GIVEN INSTRUCTION:
Copy whichever lines contain the string "across".

THE INPUT:
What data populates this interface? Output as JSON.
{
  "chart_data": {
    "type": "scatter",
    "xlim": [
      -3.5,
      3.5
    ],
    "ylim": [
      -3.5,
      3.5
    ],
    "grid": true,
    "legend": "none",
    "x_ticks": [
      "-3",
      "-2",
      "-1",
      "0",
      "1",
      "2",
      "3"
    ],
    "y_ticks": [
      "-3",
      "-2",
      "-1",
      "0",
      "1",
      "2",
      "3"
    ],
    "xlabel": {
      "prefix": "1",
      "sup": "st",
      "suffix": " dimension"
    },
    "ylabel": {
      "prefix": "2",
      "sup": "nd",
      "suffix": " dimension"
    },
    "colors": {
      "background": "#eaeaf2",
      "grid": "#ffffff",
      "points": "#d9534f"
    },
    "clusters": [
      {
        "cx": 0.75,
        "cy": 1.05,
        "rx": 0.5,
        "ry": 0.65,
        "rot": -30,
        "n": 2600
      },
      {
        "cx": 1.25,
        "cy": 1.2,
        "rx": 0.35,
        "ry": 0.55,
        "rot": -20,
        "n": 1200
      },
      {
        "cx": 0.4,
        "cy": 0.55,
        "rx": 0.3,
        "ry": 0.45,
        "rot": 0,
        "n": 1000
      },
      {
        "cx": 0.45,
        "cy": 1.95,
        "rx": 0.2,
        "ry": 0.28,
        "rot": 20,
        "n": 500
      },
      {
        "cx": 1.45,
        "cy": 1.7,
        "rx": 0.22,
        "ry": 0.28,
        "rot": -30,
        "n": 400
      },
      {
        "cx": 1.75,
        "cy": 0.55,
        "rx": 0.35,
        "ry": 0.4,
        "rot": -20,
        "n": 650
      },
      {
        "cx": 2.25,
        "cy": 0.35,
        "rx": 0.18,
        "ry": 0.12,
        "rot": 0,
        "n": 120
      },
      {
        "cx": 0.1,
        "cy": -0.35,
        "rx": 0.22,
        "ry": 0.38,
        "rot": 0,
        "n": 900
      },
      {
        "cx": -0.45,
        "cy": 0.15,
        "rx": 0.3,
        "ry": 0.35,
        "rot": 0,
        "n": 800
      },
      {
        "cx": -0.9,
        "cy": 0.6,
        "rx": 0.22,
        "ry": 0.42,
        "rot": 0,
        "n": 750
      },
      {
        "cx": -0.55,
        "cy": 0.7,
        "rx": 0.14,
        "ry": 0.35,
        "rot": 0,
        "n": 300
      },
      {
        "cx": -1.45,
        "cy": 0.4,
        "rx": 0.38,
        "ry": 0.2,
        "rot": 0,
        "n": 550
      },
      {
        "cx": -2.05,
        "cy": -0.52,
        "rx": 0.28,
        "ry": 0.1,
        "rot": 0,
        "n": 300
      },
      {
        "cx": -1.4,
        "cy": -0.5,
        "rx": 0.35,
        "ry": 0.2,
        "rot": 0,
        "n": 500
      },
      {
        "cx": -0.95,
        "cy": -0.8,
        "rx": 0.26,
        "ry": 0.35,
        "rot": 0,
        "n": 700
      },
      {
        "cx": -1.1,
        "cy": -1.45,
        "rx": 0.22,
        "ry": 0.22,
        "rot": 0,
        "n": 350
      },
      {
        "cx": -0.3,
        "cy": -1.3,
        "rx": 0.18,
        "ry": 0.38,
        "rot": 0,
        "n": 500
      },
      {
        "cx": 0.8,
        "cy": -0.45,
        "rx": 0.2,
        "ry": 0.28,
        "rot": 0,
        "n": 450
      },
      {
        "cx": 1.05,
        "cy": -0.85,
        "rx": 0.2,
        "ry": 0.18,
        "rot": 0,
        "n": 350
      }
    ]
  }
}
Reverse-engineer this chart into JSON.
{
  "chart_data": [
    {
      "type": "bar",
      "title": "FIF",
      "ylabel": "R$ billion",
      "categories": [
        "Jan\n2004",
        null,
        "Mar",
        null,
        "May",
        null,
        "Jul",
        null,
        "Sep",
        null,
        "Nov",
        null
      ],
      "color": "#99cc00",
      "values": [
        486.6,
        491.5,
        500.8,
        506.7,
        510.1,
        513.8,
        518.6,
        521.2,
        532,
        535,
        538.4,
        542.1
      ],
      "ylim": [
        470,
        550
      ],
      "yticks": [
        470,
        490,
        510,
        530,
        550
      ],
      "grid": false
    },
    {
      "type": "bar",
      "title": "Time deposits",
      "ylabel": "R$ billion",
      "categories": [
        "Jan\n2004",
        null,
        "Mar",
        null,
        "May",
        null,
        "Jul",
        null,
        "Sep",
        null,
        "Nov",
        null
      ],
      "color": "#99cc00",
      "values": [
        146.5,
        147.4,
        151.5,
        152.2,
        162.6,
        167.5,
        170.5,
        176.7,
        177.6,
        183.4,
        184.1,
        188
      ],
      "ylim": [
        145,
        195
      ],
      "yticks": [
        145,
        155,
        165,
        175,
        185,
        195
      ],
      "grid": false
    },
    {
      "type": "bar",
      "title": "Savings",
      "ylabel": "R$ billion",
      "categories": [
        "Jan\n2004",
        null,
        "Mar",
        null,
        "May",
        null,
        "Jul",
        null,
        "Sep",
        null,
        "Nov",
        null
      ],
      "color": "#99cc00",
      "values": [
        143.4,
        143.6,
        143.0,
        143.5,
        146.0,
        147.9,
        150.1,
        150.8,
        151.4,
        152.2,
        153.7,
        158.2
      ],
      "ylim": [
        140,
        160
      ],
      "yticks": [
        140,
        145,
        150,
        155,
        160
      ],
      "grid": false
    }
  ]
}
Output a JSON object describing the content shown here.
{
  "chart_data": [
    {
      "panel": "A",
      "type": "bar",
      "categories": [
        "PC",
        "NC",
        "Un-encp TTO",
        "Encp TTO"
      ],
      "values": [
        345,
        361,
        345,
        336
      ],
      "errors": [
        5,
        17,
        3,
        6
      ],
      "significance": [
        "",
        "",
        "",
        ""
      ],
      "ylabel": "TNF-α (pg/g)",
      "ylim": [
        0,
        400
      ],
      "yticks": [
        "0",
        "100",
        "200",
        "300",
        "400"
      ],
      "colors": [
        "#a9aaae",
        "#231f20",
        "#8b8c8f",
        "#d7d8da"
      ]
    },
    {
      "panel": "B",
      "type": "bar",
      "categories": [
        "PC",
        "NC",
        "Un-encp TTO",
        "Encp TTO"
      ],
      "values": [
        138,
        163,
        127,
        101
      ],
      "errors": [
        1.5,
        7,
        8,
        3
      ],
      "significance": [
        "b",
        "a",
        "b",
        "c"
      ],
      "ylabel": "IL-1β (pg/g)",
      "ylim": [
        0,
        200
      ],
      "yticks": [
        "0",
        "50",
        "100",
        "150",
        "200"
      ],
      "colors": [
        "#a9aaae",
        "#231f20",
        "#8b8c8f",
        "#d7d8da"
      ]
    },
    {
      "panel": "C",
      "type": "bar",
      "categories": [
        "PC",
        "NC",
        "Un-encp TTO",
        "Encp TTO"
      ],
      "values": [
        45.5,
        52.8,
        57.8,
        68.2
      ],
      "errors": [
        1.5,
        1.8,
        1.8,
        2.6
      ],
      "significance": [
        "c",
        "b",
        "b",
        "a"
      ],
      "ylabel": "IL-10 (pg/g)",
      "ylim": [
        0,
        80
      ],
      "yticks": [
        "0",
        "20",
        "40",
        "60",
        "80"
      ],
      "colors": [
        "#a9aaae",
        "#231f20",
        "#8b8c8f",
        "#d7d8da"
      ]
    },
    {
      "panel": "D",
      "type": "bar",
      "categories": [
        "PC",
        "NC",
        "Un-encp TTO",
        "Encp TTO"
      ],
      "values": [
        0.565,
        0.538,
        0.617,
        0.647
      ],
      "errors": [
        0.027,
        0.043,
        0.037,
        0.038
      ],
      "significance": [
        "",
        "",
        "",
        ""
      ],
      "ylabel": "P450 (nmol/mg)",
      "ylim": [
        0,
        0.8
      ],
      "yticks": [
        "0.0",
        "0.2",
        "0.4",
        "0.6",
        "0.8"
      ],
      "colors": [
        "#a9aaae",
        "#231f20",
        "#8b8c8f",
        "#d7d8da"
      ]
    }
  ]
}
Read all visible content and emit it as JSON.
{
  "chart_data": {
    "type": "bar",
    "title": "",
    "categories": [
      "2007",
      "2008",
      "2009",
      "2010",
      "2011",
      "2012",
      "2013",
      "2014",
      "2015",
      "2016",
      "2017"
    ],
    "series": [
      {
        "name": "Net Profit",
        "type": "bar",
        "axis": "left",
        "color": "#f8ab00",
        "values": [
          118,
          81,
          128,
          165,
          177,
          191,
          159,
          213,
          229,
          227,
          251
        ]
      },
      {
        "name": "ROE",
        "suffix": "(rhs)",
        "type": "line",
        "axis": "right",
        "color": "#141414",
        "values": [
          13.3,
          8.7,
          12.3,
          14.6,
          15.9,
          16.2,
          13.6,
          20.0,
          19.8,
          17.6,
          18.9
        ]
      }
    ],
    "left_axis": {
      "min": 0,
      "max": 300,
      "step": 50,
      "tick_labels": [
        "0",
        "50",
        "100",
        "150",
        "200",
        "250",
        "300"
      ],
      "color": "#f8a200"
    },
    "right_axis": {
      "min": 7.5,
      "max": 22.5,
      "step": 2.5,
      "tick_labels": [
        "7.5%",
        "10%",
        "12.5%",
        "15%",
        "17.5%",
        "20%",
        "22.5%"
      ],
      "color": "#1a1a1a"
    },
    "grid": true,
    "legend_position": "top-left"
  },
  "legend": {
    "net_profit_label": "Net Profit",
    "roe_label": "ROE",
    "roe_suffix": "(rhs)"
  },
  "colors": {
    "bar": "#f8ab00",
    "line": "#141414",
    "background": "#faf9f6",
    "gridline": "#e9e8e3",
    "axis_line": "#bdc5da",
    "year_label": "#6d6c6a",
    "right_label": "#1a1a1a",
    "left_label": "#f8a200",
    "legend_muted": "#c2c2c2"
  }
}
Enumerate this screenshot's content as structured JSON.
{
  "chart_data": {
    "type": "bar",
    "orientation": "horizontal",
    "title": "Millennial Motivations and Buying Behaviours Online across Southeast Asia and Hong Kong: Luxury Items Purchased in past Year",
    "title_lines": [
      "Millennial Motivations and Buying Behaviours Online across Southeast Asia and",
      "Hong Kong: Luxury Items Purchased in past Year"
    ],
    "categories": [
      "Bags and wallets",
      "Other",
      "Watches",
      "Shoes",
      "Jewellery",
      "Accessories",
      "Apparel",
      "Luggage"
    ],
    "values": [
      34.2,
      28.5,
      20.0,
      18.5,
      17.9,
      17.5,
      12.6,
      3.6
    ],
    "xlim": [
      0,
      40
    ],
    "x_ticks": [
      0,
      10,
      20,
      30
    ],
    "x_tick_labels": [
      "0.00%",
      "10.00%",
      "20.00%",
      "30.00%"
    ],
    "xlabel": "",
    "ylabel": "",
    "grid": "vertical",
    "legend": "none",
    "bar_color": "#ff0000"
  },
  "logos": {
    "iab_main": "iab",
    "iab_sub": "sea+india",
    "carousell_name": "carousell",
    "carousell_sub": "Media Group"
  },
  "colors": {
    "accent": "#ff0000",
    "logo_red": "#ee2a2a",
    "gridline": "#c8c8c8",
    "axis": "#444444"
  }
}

WRITTEN SOLUTION:
    "title": "Millennial Motivations and Buying Behaviours Online across Southeast Asia and Hong Kong: Luxury Items Purchased in past Year",
      "Millennial Motivations and Buying Behaviours Online across Southeast Asia and",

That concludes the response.